Exercise objective. Write out the entries again exactly as they are given.

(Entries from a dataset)
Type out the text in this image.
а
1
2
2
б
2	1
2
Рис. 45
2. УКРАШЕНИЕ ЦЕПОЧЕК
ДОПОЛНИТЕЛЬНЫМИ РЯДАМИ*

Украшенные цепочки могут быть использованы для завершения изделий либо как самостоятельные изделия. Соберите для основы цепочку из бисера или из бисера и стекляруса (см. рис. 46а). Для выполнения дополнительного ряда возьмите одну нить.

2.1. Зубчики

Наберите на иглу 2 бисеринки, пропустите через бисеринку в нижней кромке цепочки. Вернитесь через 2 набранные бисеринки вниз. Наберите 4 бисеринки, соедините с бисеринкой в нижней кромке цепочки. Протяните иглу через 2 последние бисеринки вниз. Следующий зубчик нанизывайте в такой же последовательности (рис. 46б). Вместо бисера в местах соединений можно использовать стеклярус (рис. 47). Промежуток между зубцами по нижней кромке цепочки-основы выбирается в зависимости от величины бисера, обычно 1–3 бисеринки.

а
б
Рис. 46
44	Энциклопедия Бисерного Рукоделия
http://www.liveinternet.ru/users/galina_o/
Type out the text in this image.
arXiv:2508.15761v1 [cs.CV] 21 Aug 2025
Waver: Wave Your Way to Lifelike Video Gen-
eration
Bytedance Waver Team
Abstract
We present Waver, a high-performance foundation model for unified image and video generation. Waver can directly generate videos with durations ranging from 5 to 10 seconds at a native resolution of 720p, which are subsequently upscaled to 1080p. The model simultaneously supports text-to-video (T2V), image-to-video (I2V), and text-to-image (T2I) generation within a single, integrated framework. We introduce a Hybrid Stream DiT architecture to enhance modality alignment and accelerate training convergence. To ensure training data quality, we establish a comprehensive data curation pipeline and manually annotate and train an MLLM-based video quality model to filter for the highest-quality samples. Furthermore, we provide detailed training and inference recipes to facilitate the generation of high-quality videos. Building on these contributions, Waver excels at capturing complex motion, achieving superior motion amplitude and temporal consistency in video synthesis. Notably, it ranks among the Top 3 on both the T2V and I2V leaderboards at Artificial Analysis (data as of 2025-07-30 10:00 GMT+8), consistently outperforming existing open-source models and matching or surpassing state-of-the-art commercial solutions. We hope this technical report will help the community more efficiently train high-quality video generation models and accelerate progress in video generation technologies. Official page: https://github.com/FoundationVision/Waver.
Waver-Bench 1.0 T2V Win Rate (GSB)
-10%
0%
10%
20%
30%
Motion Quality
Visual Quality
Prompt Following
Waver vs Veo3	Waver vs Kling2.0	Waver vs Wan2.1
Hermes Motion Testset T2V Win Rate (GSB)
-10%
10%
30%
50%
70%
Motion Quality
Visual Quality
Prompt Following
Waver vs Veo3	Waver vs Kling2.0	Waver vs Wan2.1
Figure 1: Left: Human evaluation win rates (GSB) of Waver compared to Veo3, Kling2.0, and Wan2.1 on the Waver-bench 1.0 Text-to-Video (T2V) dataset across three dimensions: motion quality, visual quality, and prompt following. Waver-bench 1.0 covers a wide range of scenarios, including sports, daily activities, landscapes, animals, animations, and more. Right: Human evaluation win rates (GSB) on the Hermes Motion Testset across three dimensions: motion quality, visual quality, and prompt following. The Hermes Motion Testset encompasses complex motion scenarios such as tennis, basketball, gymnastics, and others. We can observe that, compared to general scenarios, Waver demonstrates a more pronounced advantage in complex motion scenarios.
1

Solution below.
Type out the text in this image.
а
1
2
2
б
2	1
2
Рис. 45
2. УКРАШЕНИЕ ЦЕПОЧЕК
ДОПОЛНИТЕЛЬНЫМИ РЯДАМИ*

Украшенные цепочки могут быть использованы для завершения изделий либо как самостоятельные изделия. Соберите для основы цепочку из бисера или из бисера и стекляруса (см. рис. 46а). Для выполнения дополнительного ряда возьмите одну нить.

2.1. Зубчики

Наберите на иглу 2 бисеринки, пропустите через бисеринку в нижней кромке цепочки. Вернитесь через 2 набранные бисеринки вниз. Наберите 4 бисеринки, соедините с бисеринкой в нижней кромке цепочки. Протяните иглу через 2 последние бисеринки вниз. Следующий зубчик нанизывайте в такой же последовательности (рис. 46б). Вместо бисера в местах соединений можно использовать стеклярус (рис. 47). Промежуток между зубцами по нижней кромке цепочки-основы выбирается в зависимости от величины бисера, обычно 1–3 бисеринки.

а
б
Рис. 46
44	Энциклопедия Бисерного Рукоделия
http://www.liveinternet.ru/users/galina_o/
Type out the text in this image.
arXiv:2508.15761v1 [cs.CV] 21 Aug 2025
Waver: Wave Your Way to Lifelike Video Gen-
eration
Bytedance Waver Team
Abstract
We present Waver, a high-performance foundation model for unified image and video generation. Waver can directly generate videos with durations ranging from 5 to 10 seconds at a native resolution of 720p, which are subsequently upscaled to 1080p. The model simultaneously supports text-to-video (T2V), image-to-video (I2V), and text-to-image (T2I) generation within a single, integrated framework. We introduce a Hybrid Stream DiT architecture to enhance modality alignment and accelerate training convergence. To ensure training data quality, we establish a comprehensive data curation pipeline and manually annotate and train an MLLM-based video quality model to filter for the highest-quality samples. Furthermore, we provide detailed training and inference recipes to facilitate the generation of high-quality videos. Building on these contributions, Waver excels at capturing complex motion, achieving superior motion amplitude and temporal consistency in video synthesis. Notably, it ranks among the Top 3 on both the T2V and I2V leaderboards at Artificial Analysis (data as of 2025-07-30 10:00 GMT+8), consistently outperforming existing open-source models and matching or surpassing state-of-the-art commercial solutions. We hope this technical report will help the community more efficiently train high-quality video generation models and accelerate progress in video generation technologies. Official page: https://github.com/FoundationVision/Waver.
Waver-Bench 1.0 T2V Win Rate (GSB)
-10%
0%
10%
20%
30%
Motion Quality
Visual Quality
Prompt Following
Waver vs Veo3	Waver vs Kling2.0	Waver vs Wan2.1
Hermes Motion Testset T2V Win Rate (GSB)
-10%
10%
30%
50%
70%
Motion Quality
Visual Quality
Prompt Following
Waver vs Veo3	Waver vs Kling2.0	Waver vs Wan2.1
Figure 1: Left: Human evaluation win rates (GSB) of Waver compared to Veo3, Kling2.0, and Wan2.1 on the Waver-bench 1.0 Text-to-Video (T2V) dataset across three dimensions: motion quality, visual quality, and prompt following. Waver-bench 1.0 covers a wide range of scenarios, including sports, daily activities, landscapes, animals, animations, and more. Right: Human evaluation win rates (GSB) on the Hermes Motion Testset across three dimensions: motion quality, visual quality, and prompt following. The Hermes Motion Testset encompasses complex motion scenarios such as tennis, basketball, gymnastics, and others. We can observe that, compared to general scenarios, Waver demonstrates a more pronounced advantage in complex motion scenarios.
1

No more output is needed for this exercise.